*** ENTRIES SUPPLIED

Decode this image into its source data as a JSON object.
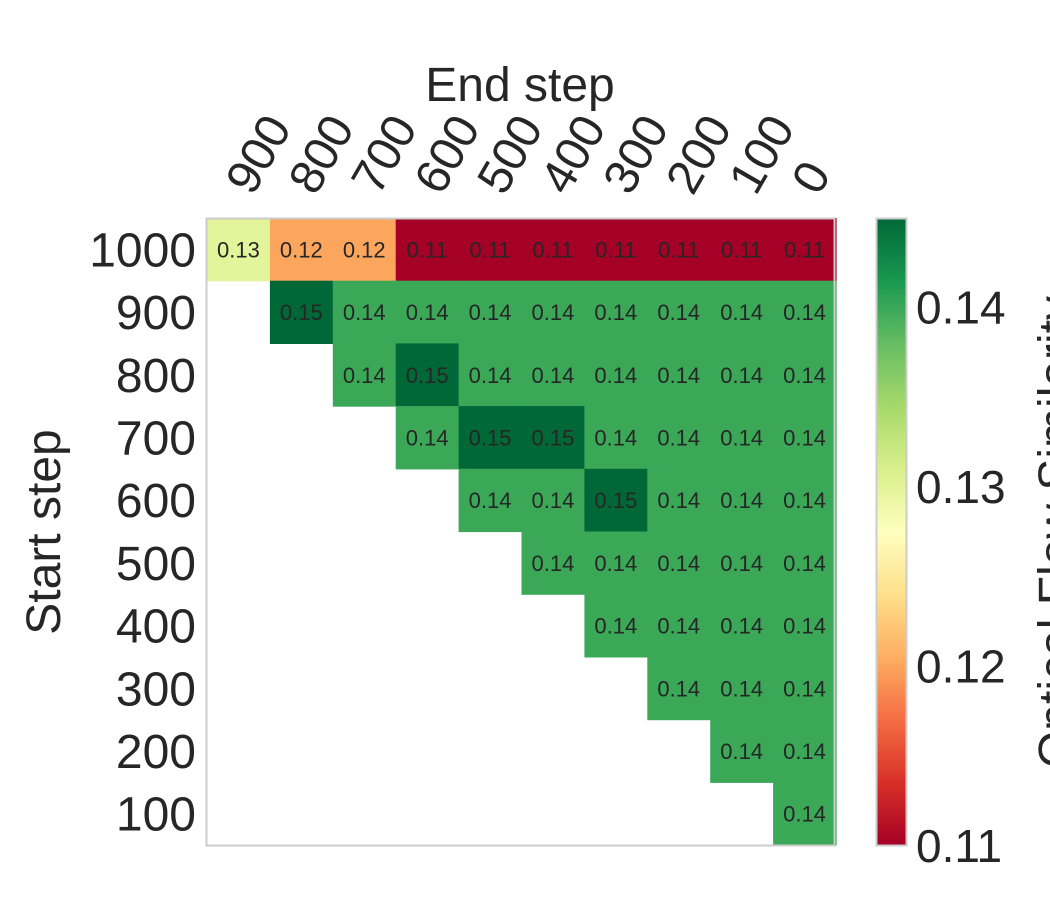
{
  "colors": {
    "colormap": [
      "#a50026",
      "#d73027",
      "#f46d43",
      "#fdae61",
      "#fee08b",
      "#ffffbf",
      "#d9ef8b",
      "#a6d96a",
      "#66bd63",
      "#1a9850",
      "#006837"
    ],
    "frame": "#cccccc",
    "text": "#262626"
  },
  "chart_data": {
    "type": "heatmap",
    "title": "",
    "xlabel": "End step",
    "ylabel": "Start step",
    "x_categories": [
      "900",
      "800",
      "700",
      "600",
      "500",
      "400",
      "300",
      "200",
      "100",
      "0"
    ],
    "y_categories": [
      "1000",
      "900",
      "800",
      "700",
      "600",
      "500",
      "400",
      "300",
      "200",
      "100"
    ],
    "values": [
      [
        0.13,
        0.12,
        0.12,
        0.11,
        0.11,
        0.11,
        0.11,
        0.11,
        0.11,
        0.11
      ],
      [
        null,
        0.15,
        0.14,
        0.14,
        0.14,
        0.14,
        0.14,
        0.14,
        0.14,
        0.14
      ],
      [
        null,
        null,
        0.14,
        0.15,
        0.14,
        0.14,
        0.14,
        0.14,
        0.14,
        0.14
      ],
      [
        null,
        null,
        null,
        0.14,
        0.15,
        0.15,
        0.14,
        0.14,
        0.14,
        0.14
      ],
      [
        null,
        null,
        null,
        null,
        0.14,
        0.14,
        0.15,
        0.14,
        0.14,
        0.14
      ],
      [
        null,
        null,
        null,
        null,
        null,
        0.14,
        0.14,
        0.14,
        0.14,
        0.14
      ],
      [
        null,
        null,
        null,
        null,
        null,
        null,
        0.14,
        0.14,
        0.14,
        0.14
      ],
      [
        null,
        null,
        null,
        null,
        null,
        null,
        null,
        0.14,
        0.14,
        0.14
      ],
      [
        null,
        null,
        null,
        null,
        null,
        null,
        null,
        null,
        0.14,
        0.14
      ],
      [
        null,
        null,
        null,
        null,
        null,
        null,
        null,
        null,
        null,
        0.14
      ]
    ],
    "colorbar": {
      "label": "Optical Flow Similarity",
      "range": [
        0.11,
        0.145
      ],
      "ticks": [
        0.11,
        0.12,
        0.13,
        0.14
      ]
    },
    "grid": false,
    "legend": "colorbar-right"
  }
}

******

**WHAT YOU SHOULD DO**
Repeat each record exactly as shown above, dropping all images.

**COMPLETE ANSWER**
Decode this image into its source data as a JSON object.
{
  "colors": {
    "colormap": [
      "#a50026",
      "#d73027",
      "#f46d43",
      "#fdae61",
      "#fee08b",
      "#ffffbf",
      "#d9ef8b",
      "#a6d96a",
      "#66bd63",
      "#1a9850",
      "#006837"
    ],
    "frame": "#cccccc",
    "text": "#262626"
  },
  "chart_data": {
    "type": "heatmap",
    "title": "",
    "xlabel": "End step",
    "ylabel": "Start step",
    "x_categories": [
      "900",
      "800",
      "700",
      "600",
      "500",
      "400",
      "300",
      "200",
      "100",
      "0"
    ],
    "y_categories": [
      "1000",
      "900",
      "800",
      "700",
      "600",
      "500",
      "400",
      "300",
      "200",
      "100"
    ],
    "values": [
      [
        0.13,
        0.12,
        0.12,
        0.11,
        0.11,
        0.11,
        0.11,
        0.11,
        0.11,
        0.11
      ],
      [
        null,
        0.15,
        0.14,
        0.14,
        0.14,
        0.14,
        0.14,
        0.14,
        0.14,
        0.14
      ],
      [
        null,
        null,
        0.14,
        0.15,
        0.14,
        0.14,
        0.14,
        0.14,
        0.14,
        0.14
      ],
      [
        null,
        null,
        null,
        0.14,
        0.15,
        0.15,
        0.14,
        0.14,
        0.14,
        0.14
      ],
      [
        null,
        null,
        null,
        null,
        0.14,
        0.14,
        0.15,
        0.14,
        0.14,
        0.14
      ],
      [
        null,
        null,
        null,
        null,
        null,
        0.14,
        0.14,
        0.14,
        0.14,
        0.14
      ],
      [
        null,
        null,
        null,
        null,
        null,
        null,
        0.14,
        0.14,
        0.14,
        0.14
      ],
      [
        null,
        null,
        null,
        null,
        null,
        null,
        null,
        0.14,
        0.14,
        0.14
      ],
      [
        null,
        null,
        null,
        null,
        null,
        null,
        null,
        null,
        0.14,
        0.14
      ],
      [
        null,
        null,
        null,
        null,
        null,
        null,
        null,
        null,
        null,
        0.14
      ]
    ],
    "colorbar": {
      "label": "Optical Flow Similarity",
      "range": [
        0.11,
        0.145
      ],
      "ticks": [
        0.11,
        0.12,
        0.13,
        0.14
      ]
    },
    "grid": false,
    "legend": "colorbar-right"
  }
}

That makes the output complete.